Exercise instructions: Report how many lines of the following entries include the string "document"; respond with the number alone.

Saved data entries:
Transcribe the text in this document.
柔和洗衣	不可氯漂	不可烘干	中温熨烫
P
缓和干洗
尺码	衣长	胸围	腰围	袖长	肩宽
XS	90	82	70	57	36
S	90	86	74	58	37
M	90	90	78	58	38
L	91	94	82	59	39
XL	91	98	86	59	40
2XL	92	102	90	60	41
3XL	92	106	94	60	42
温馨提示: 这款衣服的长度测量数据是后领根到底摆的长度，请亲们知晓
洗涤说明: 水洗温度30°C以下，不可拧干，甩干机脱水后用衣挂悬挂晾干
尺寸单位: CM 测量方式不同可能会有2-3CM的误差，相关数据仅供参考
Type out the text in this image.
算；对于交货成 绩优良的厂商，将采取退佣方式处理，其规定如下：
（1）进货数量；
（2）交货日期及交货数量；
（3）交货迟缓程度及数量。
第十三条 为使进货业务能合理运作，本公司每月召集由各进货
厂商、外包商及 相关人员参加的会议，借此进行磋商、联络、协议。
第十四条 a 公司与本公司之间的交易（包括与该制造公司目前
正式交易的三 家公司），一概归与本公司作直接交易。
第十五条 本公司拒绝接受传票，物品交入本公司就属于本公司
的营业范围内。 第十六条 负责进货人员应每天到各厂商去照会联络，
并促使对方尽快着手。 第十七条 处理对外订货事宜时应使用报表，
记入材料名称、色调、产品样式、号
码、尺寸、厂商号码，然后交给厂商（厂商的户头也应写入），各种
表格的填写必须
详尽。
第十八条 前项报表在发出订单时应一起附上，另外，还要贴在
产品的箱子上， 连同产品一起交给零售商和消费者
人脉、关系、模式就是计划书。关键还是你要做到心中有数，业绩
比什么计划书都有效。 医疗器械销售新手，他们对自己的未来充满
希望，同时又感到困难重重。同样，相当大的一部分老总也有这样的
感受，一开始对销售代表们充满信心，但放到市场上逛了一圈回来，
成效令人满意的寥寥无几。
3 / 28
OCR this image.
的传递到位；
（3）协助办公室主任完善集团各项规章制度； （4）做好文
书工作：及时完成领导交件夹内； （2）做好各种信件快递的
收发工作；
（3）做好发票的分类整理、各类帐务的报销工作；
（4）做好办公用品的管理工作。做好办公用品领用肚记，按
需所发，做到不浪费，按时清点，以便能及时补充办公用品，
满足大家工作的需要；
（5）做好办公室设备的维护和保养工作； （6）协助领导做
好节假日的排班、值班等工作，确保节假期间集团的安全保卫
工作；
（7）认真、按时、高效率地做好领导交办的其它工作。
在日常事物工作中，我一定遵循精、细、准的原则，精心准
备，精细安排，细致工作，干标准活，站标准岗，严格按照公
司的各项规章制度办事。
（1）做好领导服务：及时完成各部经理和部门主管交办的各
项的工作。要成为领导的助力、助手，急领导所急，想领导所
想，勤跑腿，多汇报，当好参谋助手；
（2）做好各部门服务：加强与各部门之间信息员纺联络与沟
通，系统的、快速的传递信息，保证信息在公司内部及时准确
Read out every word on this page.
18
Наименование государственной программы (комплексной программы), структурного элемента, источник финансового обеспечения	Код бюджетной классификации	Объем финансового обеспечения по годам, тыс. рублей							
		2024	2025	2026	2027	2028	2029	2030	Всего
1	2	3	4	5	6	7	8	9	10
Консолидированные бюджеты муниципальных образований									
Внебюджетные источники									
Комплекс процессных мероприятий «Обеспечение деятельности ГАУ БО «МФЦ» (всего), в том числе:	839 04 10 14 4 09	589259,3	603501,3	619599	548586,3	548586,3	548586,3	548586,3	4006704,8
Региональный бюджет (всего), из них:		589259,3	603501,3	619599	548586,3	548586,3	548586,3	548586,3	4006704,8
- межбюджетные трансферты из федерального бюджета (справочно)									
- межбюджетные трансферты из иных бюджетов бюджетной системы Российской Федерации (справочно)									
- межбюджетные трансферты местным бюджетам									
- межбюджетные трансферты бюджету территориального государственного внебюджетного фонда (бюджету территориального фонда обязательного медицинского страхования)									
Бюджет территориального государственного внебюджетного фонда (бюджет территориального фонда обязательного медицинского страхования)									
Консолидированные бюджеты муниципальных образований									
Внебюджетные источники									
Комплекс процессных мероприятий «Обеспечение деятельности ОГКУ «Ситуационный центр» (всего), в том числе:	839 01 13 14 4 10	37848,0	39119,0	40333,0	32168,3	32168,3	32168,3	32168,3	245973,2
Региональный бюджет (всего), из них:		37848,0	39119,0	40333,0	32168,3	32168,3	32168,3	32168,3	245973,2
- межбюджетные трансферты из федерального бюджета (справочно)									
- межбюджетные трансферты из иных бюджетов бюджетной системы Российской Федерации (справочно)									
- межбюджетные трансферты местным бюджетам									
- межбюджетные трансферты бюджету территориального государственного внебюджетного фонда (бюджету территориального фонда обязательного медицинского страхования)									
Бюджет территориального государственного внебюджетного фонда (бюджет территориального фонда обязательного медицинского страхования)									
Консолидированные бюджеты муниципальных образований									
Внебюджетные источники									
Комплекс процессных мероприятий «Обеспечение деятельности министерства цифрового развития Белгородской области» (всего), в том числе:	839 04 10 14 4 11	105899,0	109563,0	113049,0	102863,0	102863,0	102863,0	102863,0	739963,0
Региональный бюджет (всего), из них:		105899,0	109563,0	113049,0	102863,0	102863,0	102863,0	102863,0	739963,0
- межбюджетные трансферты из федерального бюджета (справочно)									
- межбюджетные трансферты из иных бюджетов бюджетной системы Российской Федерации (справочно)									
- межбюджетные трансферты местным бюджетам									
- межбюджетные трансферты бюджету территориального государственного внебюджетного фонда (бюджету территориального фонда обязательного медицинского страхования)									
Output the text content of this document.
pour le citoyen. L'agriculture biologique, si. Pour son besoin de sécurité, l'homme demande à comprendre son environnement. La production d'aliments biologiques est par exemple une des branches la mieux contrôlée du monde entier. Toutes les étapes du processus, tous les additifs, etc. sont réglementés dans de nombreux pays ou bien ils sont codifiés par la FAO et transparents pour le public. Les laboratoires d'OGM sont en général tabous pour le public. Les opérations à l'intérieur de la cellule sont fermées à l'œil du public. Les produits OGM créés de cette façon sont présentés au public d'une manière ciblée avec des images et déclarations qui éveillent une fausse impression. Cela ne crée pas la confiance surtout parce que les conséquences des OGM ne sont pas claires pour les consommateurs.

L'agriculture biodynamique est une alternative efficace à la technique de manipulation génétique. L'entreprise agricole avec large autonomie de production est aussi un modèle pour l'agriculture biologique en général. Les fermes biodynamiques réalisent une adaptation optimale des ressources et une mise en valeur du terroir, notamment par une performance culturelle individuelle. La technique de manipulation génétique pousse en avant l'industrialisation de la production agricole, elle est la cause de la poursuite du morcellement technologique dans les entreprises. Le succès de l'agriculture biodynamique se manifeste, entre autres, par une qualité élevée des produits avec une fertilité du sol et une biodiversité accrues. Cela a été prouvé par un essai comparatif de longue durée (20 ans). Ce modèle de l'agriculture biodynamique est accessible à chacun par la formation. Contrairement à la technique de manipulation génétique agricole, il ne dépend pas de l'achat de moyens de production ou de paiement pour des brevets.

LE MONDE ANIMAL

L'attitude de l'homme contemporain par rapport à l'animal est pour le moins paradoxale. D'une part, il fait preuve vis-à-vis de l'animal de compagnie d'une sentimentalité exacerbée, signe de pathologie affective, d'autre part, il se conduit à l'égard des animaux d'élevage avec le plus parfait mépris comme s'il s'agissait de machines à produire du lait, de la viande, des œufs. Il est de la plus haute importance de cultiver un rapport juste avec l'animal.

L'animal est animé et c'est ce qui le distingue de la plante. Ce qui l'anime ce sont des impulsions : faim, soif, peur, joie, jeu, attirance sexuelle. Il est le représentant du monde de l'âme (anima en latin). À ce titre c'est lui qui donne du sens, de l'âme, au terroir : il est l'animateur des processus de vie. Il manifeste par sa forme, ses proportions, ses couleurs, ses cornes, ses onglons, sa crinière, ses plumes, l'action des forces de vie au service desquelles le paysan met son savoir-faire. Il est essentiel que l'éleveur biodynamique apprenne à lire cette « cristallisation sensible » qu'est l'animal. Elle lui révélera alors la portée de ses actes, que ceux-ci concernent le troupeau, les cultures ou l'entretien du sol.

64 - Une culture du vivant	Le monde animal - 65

Output of the exercise: 2